:: DATASET CONTENT ::

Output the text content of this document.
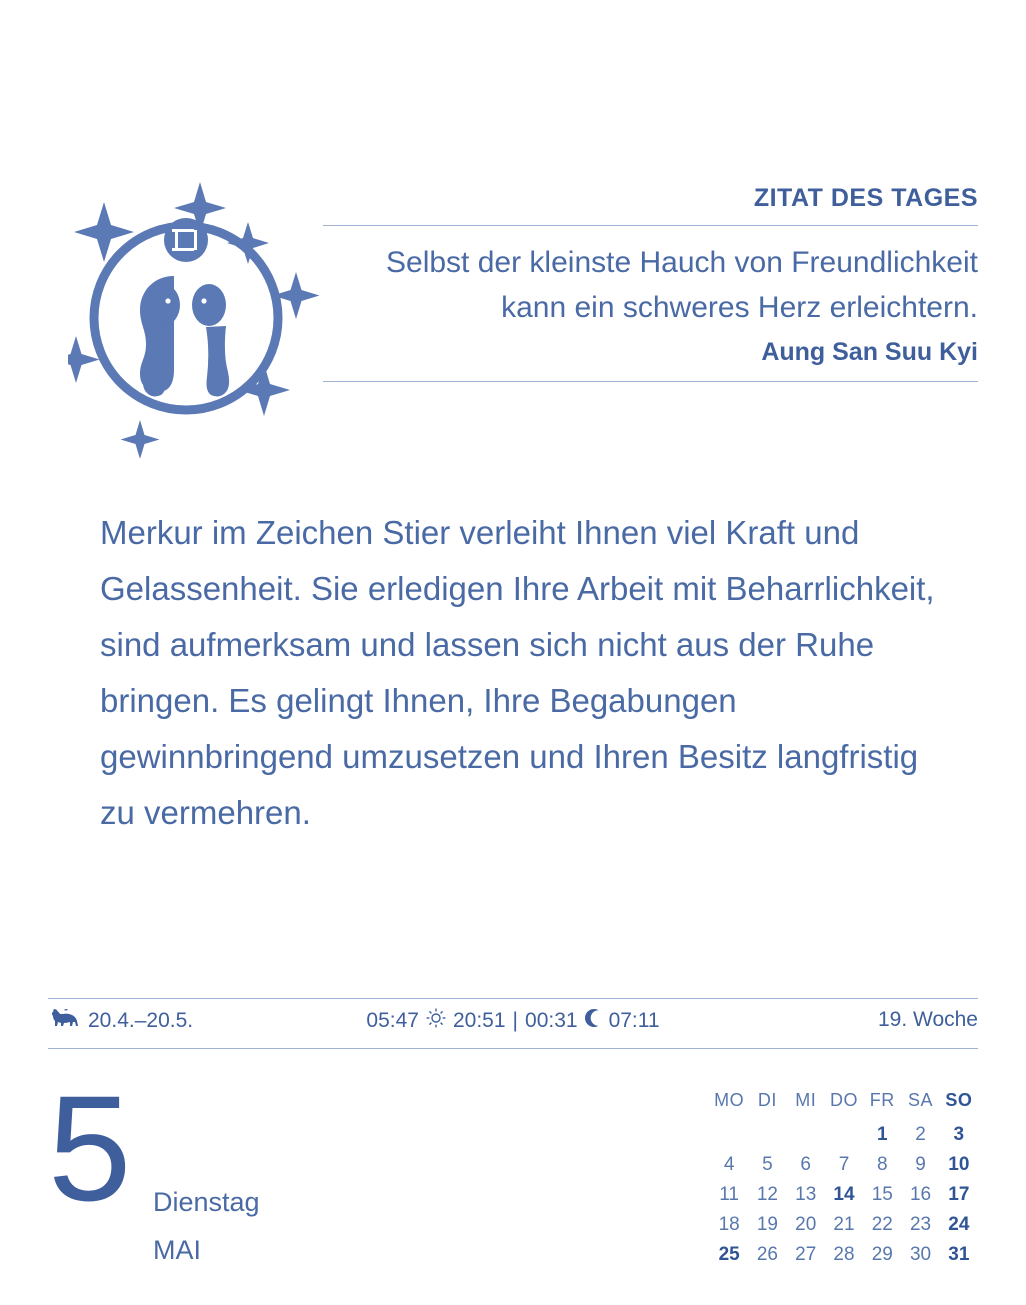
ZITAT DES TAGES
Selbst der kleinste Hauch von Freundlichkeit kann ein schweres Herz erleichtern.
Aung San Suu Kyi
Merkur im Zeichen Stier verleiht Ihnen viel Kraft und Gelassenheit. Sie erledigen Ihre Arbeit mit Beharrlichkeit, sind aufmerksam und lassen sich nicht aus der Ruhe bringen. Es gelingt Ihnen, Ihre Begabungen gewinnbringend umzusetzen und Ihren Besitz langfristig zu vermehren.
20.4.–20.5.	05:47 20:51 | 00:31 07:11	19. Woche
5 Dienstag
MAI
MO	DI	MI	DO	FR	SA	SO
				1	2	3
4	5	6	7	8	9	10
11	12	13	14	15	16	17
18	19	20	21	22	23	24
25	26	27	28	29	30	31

:::
:: DATASET CONTENT ::

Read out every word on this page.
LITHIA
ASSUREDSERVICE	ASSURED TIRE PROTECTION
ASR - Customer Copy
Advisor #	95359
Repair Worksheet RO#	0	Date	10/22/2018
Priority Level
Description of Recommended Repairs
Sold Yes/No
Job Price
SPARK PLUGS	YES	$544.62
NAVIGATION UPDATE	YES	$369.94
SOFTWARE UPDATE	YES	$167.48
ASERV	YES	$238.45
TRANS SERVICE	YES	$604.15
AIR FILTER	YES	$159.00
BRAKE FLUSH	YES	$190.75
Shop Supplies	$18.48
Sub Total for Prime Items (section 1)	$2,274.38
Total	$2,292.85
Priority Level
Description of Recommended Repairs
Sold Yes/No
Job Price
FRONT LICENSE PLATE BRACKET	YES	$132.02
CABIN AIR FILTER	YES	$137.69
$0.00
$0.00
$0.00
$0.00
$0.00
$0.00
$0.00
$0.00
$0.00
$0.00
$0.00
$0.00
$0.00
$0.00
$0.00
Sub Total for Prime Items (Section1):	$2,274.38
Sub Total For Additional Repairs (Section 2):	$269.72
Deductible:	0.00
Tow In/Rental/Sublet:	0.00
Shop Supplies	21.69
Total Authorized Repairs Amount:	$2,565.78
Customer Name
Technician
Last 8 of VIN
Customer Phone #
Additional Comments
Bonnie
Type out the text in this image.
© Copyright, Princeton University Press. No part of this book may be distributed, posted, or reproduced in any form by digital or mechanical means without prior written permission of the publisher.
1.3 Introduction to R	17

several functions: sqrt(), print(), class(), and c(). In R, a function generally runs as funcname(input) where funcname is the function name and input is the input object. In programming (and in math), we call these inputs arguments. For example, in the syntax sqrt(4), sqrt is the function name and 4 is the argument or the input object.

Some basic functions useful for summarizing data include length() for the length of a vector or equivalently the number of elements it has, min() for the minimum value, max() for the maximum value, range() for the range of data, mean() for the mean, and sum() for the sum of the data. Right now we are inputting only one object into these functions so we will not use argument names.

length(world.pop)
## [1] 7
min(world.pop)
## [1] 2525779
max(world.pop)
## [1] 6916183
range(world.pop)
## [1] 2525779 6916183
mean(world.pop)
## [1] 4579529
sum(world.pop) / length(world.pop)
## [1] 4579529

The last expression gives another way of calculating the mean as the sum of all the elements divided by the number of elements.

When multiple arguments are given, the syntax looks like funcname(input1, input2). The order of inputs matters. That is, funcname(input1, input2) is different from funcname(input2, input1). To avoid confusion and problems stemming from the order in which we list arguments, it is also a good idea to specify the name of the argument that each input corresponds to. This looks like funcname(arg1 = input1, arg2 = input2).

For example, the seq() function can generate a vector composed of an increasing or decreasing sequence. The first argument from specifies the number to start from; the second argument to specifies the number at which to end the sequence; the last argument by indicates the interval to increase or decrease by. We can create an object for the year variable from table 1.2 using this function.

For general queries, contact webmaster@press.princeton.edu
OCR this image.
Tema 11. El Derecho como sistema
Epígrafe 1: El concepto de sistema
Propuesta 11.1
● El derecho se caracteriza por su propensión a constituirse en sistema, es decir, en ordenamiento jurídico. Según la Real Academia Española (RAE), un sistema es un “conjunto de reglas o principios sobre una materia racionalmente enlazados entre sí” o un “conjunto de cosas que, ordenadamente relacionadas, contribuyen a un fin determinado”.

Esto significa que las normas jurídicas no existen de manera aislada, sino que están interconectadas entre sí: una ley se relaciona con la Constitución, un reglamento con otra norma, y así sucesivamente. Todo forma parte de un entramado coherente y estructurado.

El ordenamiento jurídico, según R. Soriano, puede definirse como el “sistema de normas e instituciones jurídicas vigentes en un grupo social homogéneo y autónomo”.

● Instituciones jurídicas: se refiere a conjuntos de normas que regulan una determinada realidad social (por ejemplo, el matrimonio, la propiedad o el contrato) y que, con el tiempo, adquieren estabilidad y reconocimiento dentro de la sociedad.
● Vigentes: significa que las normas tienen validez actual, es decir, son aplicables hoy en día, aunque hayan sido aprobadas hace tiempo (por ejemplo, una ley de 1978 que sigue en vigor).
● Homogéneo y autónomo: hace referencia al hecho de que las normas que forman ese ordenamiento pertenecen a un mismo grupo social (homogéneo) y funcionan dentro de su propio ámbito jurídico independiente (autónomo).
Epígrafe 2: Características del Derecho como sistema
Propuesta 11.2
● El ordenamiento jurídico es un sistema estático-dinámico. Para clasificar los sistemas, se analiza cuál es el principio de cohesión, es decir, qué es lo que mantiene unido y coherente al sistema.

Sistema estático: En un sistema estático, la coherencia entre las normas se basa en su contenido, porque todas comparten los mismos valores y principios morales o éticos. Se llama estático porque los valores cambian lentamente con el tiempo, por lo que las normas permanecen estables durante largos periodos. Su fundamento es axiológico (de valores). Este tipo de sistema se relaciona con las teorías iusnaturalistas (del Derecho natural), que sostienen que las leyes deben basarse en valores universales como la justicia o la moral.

:::
:: DATASET CONTENT ::

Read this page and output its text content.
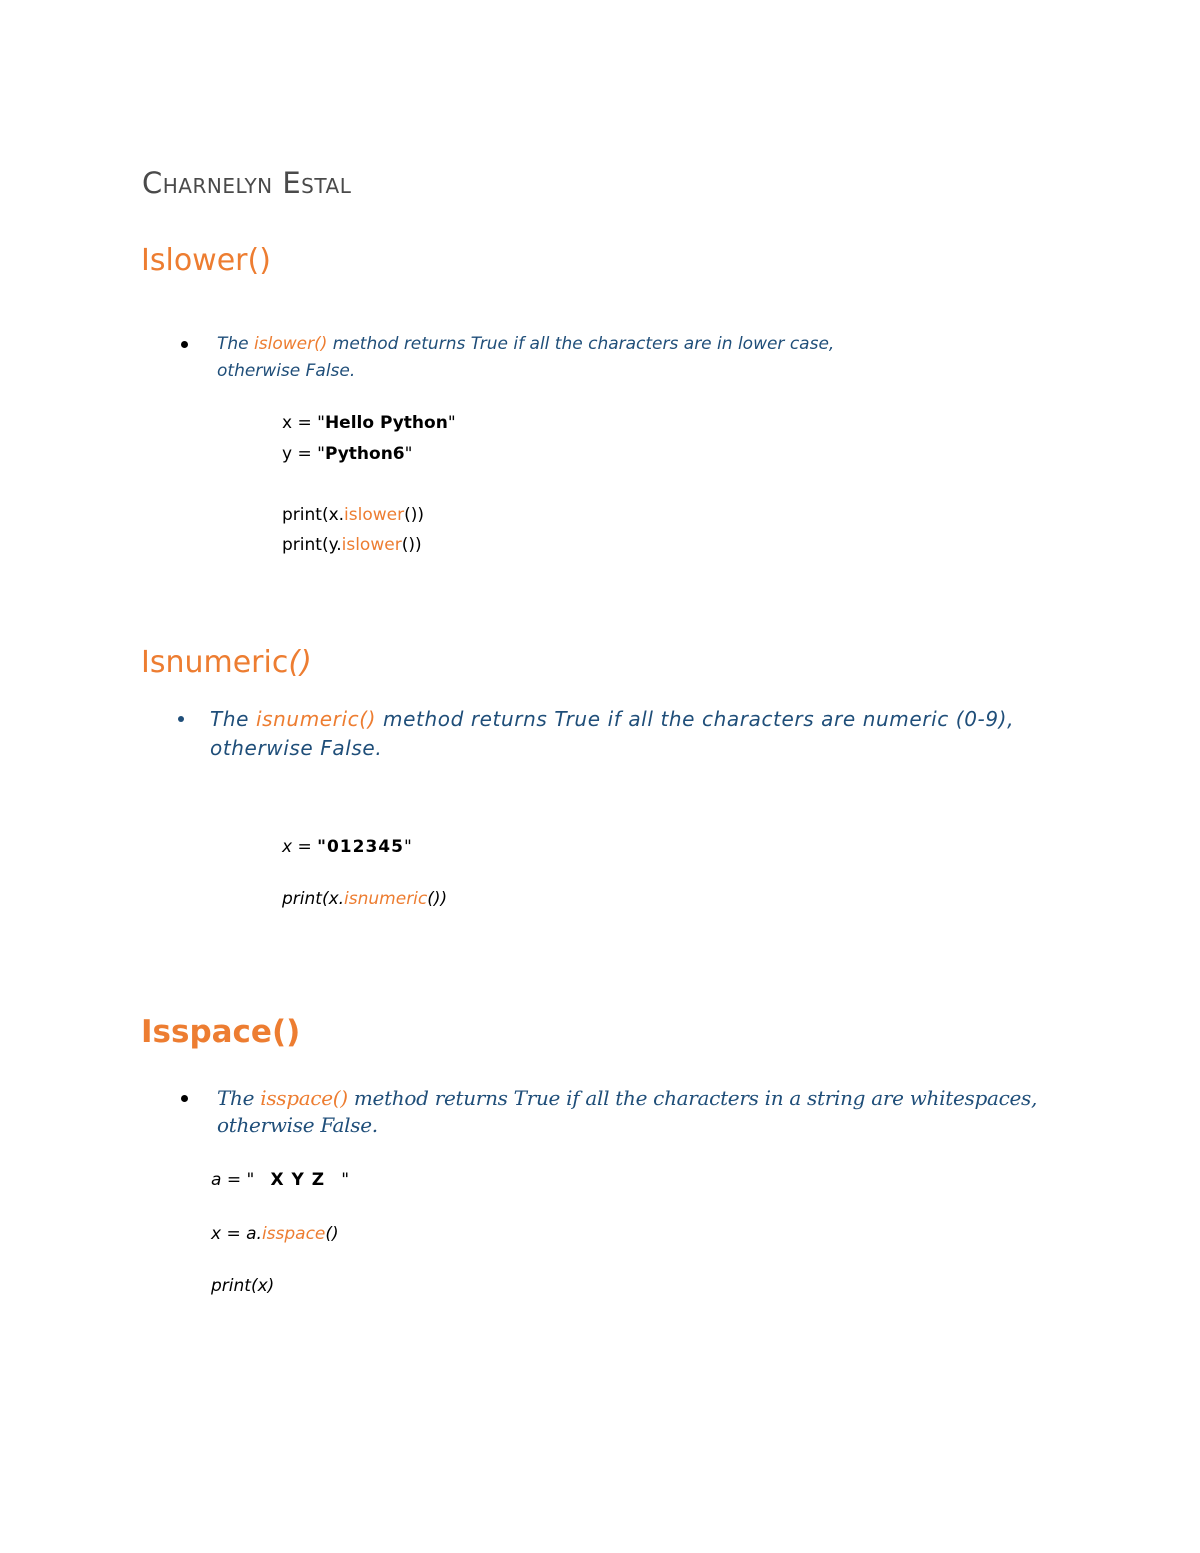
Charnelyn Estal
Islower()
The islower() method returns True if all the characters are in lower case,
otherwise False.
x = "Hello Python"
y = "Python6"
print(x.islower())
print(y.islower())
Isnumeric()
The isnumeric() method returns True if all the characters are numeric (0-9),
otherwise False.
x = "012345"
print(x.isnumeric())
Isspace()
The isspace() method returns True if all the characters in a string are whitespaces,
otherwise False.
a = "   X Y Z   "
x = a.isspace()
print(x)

:::

EXERCISE OBJECTIVE: Reproduce every line of the listing above in which the string "Epígrafe" appears.

EXPECTED ANSWER:
Epígrafe 1: El concepto de sistema
Epígrafe 2: Características del Derecho como sistema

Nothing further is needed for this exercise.